Problems and tasks »
a - Please duplicate the passage of the Bahr profile from "It is Bahr’s" up to and including "entertain the audience.".
b - Name every title of a show, film, or book that the Bahr profile mentions.

Text »
────────────────────────────────────────
Eventually, however, Bahr’s love of theater pulled her away from a career in the sciences and towards the arts. She studied acting in America, including at the NYSF Shakespeare Lab at the Public Theater and the Actors Center Conservatory. She showed a flair for comedy as well, performing stand-up and garnering an invitation to the Montreal Just For Laughs Comedy Festival.

Bahr moved to Los Angeles and found roles in a range of shows, from the HBO comedy Curb Your Enthusiasm to the motion picture Larry The Cable Guy.

Bahr has also proven herself to be a talented writer. She writes screenplays and has authored her first book, a humorous memoir of her youthful post-IDF travels in Asia entitled Dork Whore, which is scheduled for release this month. Before Dai, Bahr wrote and performed in another successful solo show, Planet America, which enjoyed a year-long run in Los Angeles.

It is Bahr’s comedic touch that critics say has brought warmth and life to the characters in Dai, allowing a potentially forbidding and distressing story concept to incorporate delicate, heartfelt and lighthearted moments, and, yes, even entertain the audience.

“First of all, I wanted to make it an entertaining theatrical experience,” Bahr told ISRAEL21c. “I wasn’t trying to make some sort of strong political statement. I love creating characters and stories… and bringing those stories to life in an entertaining yet moving fashion.”

On another level, Bahr says she set out to give theatergoers a perspective of Israelis they may not have considered before.

“I find that Israeli society is somewhat misunderstood by a lot of people. They have misconceptions about Israelis, and I wanted to create a piece that would both emotionally and viscerally humanize Israeli society for people, for Israelis,” she says.
────────────────────────────────────────
Provided material »
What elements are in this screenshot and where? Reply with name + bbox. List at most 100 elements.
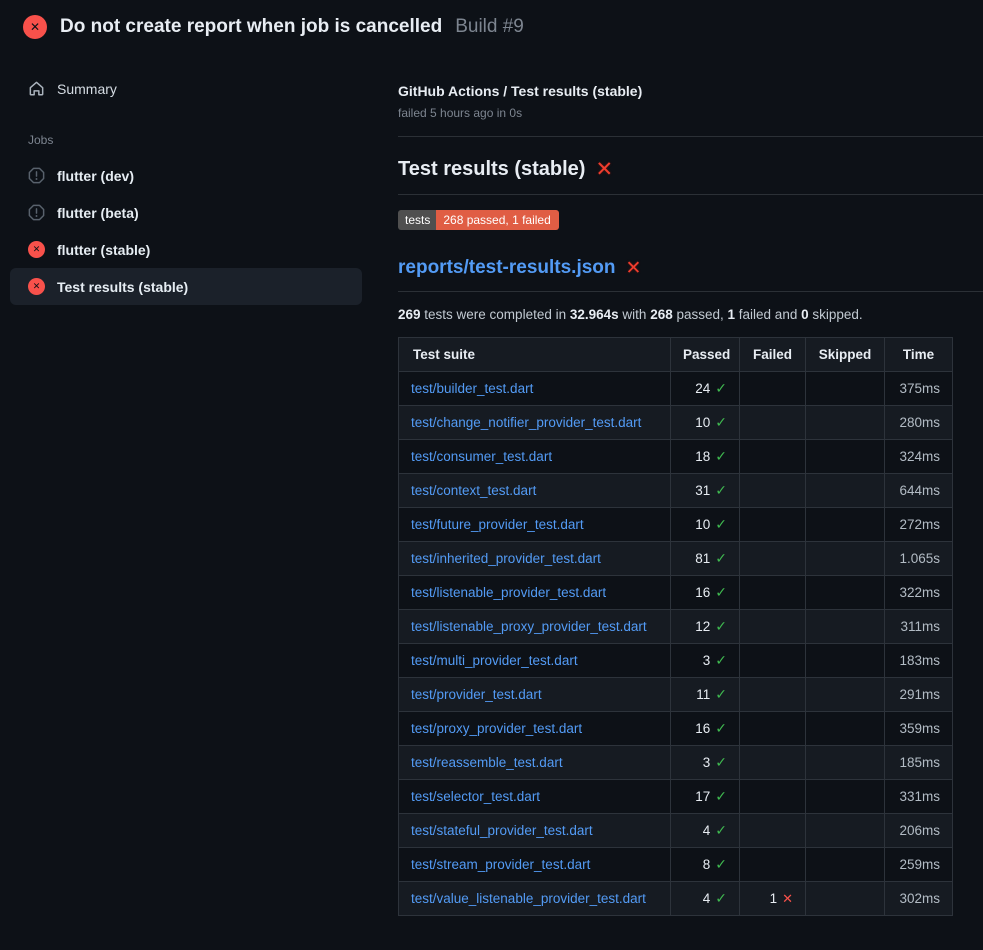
────────────────────────────────────────
Replies »
a -
It is Bahr’s comedic touch that critics say has brought warmth and life to the characters in Dai, allowing a potentially forbidding and distressing story concept to incorporate delicate, heartfelt and lighthearted moments, and, yes, even entertain the audience.

b -
- Curb Your Enthusiasm
- Larry The Cable Guy
- Dork Whore
- Planet America
- Dai